### Task to carry out
Each of the entries should be retyped precisely as it appears.

[START OF Material for this task]

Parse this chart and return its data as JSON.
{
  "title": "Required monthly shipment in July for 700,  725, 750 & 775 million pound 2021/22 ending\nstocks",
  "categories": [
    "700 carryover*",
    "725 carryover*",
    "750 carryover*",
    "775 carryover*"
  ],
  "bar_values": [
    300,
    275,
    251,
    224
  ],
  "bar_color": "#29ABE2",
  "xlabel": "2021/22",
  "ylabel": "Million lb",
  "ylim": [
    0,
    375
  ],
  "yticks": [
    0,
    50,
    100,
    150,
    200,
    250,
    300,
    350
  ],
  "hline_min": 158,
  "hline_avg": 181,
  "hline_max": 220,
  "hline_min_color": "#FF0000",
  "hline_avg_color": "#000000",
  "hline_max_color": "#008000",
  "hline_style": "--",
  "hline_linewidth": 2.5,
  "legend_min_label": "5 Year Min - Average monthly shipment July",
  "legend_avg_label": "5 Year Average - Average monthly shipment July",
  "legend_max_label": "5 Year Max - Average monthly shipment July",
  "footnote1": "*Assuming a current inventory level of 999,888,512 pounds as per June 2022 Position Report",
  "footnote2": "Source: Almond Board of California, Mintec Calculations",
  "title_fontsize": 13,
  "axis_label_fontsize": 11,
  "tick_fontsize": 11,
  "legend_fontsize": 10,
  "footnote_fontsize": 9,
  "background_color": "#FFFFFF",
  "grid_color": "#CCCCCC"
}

[END OF Material for this task]

### Task result
Parse this chart and return its data as JSON.
{
  "title": "Required monthly shipment in July for 700,  725, 750 & 775 million pound 2021/22 ending\nstocks",
  "categories": [
    "700 carryover*",
    "725 carryover*",
    "750 carryover*",
    "775 carryover*"
  ],
  "bar_values": [
    300,
    275,
    251,
    224
  ],
  "bar_color": "#29ABE2",
  "xlabel": "2021/22",
  "ylabel": "Million lb",
  "ylim": [
    0,
    375
  ],
  "yticks": [
    0,
    50,
    100,
    150,
    200,
    250,
    300,
    350
  ],
  "hline_min": 158,
  "hline_avg": 181,
  "hline_max": 220,
  "hline_min_color": "#FF0000",
  "hline_avg_color": "#000000",
  "hline_max_color": "#008000",
  "hline_style": "--",
  "hline_linewidth": 2.5,
  "legend_min_label": "5 Year Min - Average monthly shipment July",
  "legend_avg_label": "5 Year Average - Average monthly shipment July",
  "legend_max_label": "5 Year Max - Average monthly shipment July",
  "footnote1": "*Assuming a current inventory level of 999,888,512 pounds as per June 2022 Position Report",
  "footnote2": "Source: Almond Board of California, Mintec Calculations",
  "title_fontsize": 13,
  "axis_label_fontsize": 11,
  "tick_fontsize": 11,
  "legend_fontsize": 10,
  "footnote_fontsize": 9,
  "background_color": "#FFFFFF",
  "grid_color": "#CCCCCC"
}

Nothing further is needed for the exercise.